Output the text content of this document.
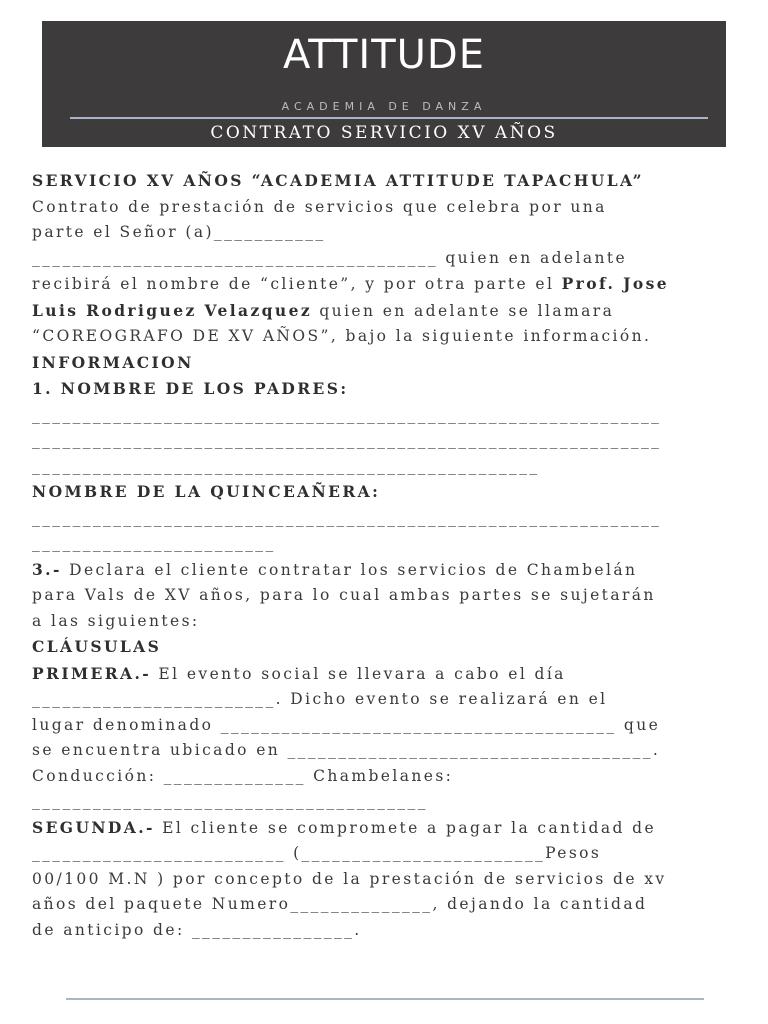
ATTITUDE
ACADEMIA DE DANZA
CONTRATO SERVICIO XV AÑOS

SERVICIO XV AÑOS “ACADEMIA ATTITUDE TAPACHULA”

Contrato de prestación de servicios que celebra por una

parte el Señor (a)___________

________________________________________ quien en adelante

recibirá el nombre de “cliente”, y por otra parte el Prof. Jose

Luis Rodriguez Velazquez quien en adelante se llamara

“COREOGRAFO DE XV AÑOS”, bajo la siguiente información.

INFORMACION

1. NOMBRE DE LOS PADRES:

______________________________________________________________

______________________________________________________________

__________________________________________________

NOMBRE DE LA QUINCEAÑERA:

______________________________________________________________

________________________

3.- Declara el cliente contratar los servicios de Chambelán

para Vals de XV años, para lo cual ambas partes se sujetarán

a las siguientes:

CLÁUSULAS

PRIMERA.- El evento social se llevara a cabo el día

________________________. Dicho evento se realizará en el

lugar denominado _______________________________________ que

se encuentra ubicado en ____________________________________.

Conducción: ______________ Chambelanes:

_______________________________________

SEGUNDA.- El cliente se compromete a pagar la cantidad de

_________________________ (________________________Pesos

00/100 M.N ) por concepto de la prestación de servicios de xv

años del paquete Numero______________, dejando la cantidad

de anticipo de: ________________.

++++++++++++++++++++

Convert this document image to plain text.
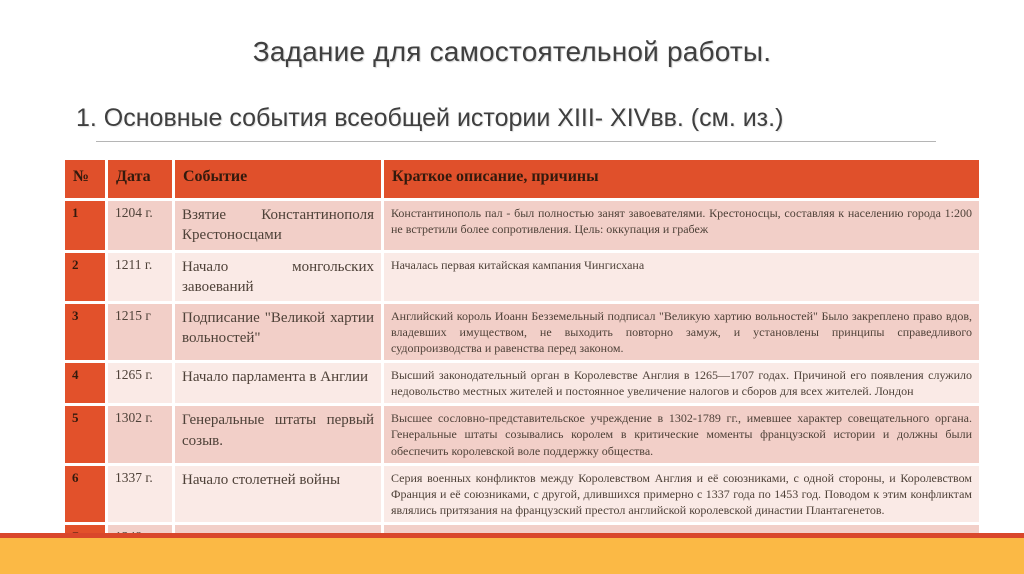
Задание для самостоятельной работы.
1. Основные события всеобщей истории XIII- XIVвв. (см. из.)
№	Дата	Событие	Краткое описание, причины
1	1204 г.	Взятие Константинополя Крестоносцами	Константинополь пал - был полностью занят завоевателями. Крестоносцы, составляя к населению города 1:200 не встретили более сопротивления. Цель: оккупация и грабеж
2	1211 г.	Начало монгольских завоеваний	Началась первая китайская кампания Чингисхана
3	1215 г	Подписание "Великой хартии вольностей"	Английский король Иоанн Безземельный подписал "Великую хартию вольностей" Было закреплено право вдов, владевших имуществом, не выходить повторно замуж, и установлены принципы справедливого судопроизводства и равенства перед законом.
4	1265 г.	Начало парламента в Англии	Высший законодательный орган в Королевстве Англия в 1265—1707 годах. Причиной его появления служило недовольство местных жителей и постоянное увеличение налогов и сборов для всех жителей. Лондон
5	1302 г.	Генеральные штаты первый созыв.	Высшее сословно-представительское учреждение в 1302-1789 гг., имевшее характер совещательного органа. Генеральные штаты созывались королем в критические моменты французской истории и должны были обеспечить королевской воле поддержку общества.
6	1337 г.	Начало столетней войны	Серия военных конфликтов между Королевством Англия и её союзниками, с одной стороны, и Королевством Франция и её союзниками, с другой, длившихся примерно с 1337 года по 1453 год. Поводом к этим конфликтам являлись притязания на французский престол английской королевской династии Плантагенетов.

++++++++++++++++++++

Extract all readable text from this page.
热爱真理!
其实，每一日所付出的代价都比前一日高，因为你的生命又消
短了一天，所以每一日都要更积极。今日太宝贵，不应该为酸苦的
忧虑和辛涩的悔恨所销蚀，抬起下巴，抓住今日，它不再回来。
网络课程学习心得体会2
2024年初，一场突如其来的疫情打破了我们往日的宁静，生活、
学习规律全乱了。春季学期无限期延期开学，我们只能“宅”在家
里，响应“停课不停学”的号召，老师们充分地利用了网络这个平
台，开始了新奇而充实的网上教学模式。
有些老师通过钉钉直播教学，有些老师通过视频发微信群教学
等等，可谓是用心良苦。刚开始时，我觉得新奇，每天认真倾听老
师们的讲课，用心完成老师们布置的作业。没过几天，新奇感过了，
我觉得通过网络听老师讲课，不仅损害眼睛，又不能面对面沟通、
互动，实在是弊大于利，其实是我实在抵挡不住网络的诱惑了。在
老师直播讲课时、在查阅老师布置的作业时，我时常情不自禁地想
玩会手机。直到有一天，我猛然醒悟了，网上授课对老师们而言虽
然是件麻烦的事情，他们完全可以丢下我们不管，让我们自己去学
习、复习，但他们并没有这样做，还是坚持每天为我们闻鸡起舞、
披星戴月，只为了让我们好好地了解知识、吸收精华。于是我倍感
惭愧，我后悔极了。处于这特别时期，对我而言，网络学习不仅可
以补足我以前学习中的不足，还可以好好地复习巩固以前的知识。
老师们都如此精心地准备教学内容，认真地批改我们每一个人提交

++++++++++++++++++++

**Description of the task:**
For each line of the listing that holds the word "cliente", show that line.

**Written answer:**
recibirá el nombre de “cliente”, y por otra parte el Prof. Jose
3.- Declara el cliente contratar los servicios de Chambelán
SEGUNDA.- El cliente se compromete a pagar la cantidad de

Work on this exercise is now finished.